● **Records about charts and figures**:

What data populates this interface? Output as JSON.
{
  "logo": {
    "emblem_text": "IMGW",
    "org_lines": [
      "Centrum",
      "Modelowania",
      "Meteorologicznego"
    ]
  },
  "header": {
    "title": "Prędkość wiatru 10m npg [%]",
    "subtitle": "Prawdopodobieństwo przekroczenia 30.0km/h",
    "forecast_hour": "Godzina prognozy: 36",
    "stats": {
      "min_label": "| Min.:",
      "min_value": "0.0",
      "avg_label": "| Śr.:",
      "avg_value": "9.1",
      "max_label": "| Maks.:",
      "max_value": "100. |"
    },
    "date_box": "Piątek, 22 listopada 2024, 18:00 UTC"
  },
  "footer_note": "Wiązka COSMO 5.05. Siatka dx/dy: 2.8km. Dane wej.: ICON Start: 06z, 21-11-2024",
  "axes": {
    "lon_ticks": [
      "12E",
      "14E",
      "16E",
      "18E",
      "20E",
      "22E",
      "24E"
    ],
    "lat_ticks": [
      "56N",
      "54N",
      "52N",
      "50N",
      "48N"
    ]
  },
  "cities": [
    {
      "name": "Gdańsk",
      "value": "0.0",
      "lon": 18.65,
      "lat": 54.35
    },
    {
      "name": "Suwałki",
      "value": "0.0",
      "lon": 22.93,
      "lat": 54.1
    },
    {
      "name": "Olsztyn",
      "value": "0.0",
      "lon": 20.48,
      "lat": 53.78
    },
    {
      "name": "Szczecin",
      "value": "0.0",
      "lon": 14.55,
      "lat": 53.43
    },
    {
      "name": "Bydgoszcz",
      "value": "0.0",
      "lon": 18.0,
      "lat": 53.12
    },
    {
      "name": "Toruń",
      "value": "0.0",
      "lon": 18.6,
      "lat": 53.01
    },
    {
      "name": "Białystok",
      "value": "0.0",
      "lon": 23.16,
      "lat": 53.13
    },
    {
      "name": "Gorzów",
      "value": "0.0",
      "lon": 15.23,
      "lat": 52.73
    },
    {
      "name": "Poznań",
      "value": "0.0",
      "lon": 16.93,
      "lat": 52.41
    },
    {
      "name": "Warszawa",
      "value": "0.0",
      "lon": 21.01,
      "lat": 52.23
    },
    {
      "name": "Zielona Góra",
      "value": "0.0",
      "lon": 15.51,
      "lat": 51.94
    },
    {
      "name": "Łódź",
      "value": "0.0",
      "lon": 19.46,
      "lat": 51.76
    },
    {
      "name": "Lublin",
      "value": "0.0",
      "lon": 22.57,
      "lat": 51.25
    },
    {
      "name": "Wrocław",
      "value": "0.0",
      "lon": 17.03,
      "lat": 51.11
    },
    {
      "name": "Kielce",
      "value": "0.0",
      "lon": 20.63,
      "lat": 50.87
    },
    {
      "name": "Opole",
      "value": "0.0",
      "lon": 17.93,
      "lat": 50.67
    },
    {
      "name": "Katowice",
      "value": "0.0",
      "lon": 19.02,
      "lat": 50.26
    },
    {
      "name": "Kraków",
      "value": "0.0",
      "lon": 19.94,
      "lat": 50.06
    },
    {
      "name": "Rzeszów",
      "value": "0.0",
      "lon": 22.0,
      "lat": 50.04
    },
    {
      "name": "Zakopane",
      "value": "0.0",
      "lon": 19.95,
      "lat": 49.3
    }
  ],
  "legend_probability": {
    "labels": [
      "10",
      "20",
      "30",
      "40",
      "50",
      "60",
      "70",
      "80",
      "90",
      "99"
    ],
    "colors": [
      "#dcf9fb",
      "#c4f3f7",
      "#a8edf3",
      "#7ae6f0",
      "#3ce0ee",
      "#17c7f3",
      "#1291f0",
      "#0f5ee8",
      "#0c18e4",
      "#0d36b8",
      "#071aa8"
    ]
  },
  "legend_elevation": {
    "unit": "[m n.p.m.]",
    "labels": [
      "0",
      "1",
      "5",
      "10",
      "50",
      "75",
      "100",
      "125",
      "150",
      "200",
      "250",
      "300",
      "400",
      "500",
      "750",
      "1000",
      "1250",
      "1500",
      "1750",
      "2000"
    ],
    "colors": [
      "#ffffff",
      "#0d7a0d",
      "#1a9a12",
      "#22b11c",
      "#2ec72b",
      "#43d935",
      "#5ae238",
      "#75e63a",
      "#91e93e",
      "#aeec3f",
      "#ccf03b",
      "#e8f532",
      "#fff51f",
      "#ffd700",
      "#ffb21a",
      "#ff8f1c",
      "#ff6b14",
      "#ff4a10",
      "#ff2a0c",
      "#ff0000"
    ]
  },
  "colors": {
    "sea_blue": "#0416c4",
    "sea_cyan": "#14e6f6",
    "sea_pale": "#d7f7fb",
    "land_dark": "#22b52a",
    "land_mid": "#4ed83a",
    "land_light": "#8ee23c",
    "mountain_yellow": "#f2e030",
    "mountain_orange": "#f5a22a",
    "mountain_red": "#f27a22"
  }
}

● **WHAT THE TASK REQUIRES**: Repeat the entries shown above, every one, word for word.

● **ANSWER TO THIS TASK**:
What data populates this interface? Output as JSON.
{
  "logo": {
    "emblem_text": "IMGW",
    "org_lines": [
      "Centrum",
      "Modelowania",
      "Meteorologicznego"
    ]
  },
  "header": {
    "title": "Prędkość wiatru 10m npg [%]",
    "subtitle": "Prawdopodobieństwo przekroczenia 30.0km/h",
    "forecast_hour": "Godzina prognozy: 36",
    "stats": {
      "min_label": "| Min.:",
      "min_value": "0.0",
      "avg_label": "| Śr.:",
      "avg_value": "9.1",
      "max_label": "| Maks.:",
      "max_value": "100. |"
    },
    "date_box": "Piątek, 22 listopada 2024, 18:00 UTC"
  },
  "footer_note": "Wiązka COSMO 5.05. Siatka dx/dy: 2.8km. Dane wej.: ICON Start: 06z, 21-11-2024",
  "axes": {
    "lon_ticks": [
      "12E",
      "14E",
      "16E",
      "18E",
      "20E",
      "22E",
      "24E"
    ],
    "lat_ticks": [
      "56N",
      "54N",
      "52N",
      "50N",
      "48N"
    ]
  },
  "cities": [
    {
      "name": "Gdańsk",
      "value": "0.0",
      "lon": 18.65,
      "lat": 54.35
    },
    {
      "name": "Suwałki",
      "value": "0.0",
      "lon": 22.93,
      "lat": 54.1
    },
    {
      "name": "Olsztyn",
      "value": "0.0",
      "lon": 20.48,
      "lat": 53.78
    },
    {
      "name": "Szczecin",
      "value": "0.0",
      "lon": 14.55,
      "lat": 53.43
    },
    {
      "name": "Bydgoszcz",
      "value": "0.0",
      "lon": 18.0,
      "lat": 53.12
    },
    {
      "name": "Toruń",
      "value": "0.0",
      "lon": 18.6,
      "lat": 53.01
    },
    {
      "name": "Białystok",
      "value": "0.0",
      "lon": 23.16,
      "lat": 53.13
    },
    {
      "name": "Gorzów",
      "value": "0.0",
      "lon": 15.23,
      "lat": 52.73
    },
    {
      "name": "Poznań",
      "value": "0.0",
      "lon": 16.93,
      "lat": 52.41
    },
    {
      "name": "Warszawa",
      "value": "0.0",
      "lon": 21.01,
      "lat": 52.23
    },
    {
      "name": "Zielona Góra",
      "value": "0.0",
      "lon": 15.51,
      "lat": 51.94
    },
    {
      "name": "Łódź",
      "value": "0.0",
      "lon": 19.46,
      "lat": 51.76
    },
    {
      "name": "Lublin",
      "value": "0.0",
      "lon": 22.57,
      "lat": 51.25
    },
    {
      "name": "Wrocław",
      "value": "0.0",
      "lon": 17.03,
      "lat": 51.11
    },
    {
      "name": "Kielce",
      "value": "0.0",
      "lon": 20.63,
      "lat": 50.87
    },
    {
      "name": "Opole",
      "value": "0.0",
      "lon": 17.93,
      "lat": 50.67
    },
    {
      "name": "Katowice",
      "value": "0.0",
      "lon": 19.02,
      "lat": 50.26
    },
    {
      "name": "Kraków",
      "value": "0.0",
      "lon": 19.94,
      "lat": 50.06
    },
    {
      "name": "Rzeszów",
      "value": "0.0",
      "lon": 22.0,
      "lat": 50.04
    },
    {
      "name": "Zakopane",
      "value": "0.0",
      "lon": 19.95,
      "lat": 49.3
    }
  ],
  "legend_probability": {
    "labels": [
      "10",
      "20",
      "30",
      "40",
      "50",
      "60",
      "70",
      "80",
      "90",
      "99"
    ],
    "colors": [
      "#dcf9fb",
      "#c4f3f7",
      "#a8edf3",
      "#7ae6f0",
      "#3ce0ee",
      "#17c7f3",
      "#1291f0",
      "#0f5ee8",
      "#0c18e4",
      "#0d36b8",
      "#071aa8"
    ]
  },
  "legend_elevation": {
    "unit": "[m n.p.m.]",
    "labels": [
      "0",
      "1",
      "5",
      "10",
      "50",
      "75",
      "100",
      "125",
      "150",
      "200",
      "250",
      "300",
      "400",
      "500",
      "750",
      "1000",
      "1250",
      "1500",
      "1750",
      "2000"
    ],
    "colors": [
      "#ffffff",
      "#0d7a0d",
      "#1a9a12",
      "#22b11c",
      "#2ec72b",
      "#43d935",
      "#5ae238",
      "#75e63a",
      "#91e93e",
      "#aeec3f",
      "#ccf03b",
      "#e8f532",
      "#fff51f",
      "#ffd700",
      "#ffb21a",
      "#ff8f1c",
      "#ff6b14",
      "#ff4a10",
      "#ff2a0c",
      "#ff0000"
    ]
  },
  "colors": {
    "sea_blue": "#0416c4",
    "sea_cyan": "#14e6f6",
    "sea_pale": "#d7f7fb",
    "land_dark": "#22b52a",
    "land_mid": "#4ed83a",
    "land_light": "#8ee23c",
    "mountain_yellow": "#f2e030",
    "mountain_orange": "#f5a22a",
    "mountain_red": "#f27a22"
  }
}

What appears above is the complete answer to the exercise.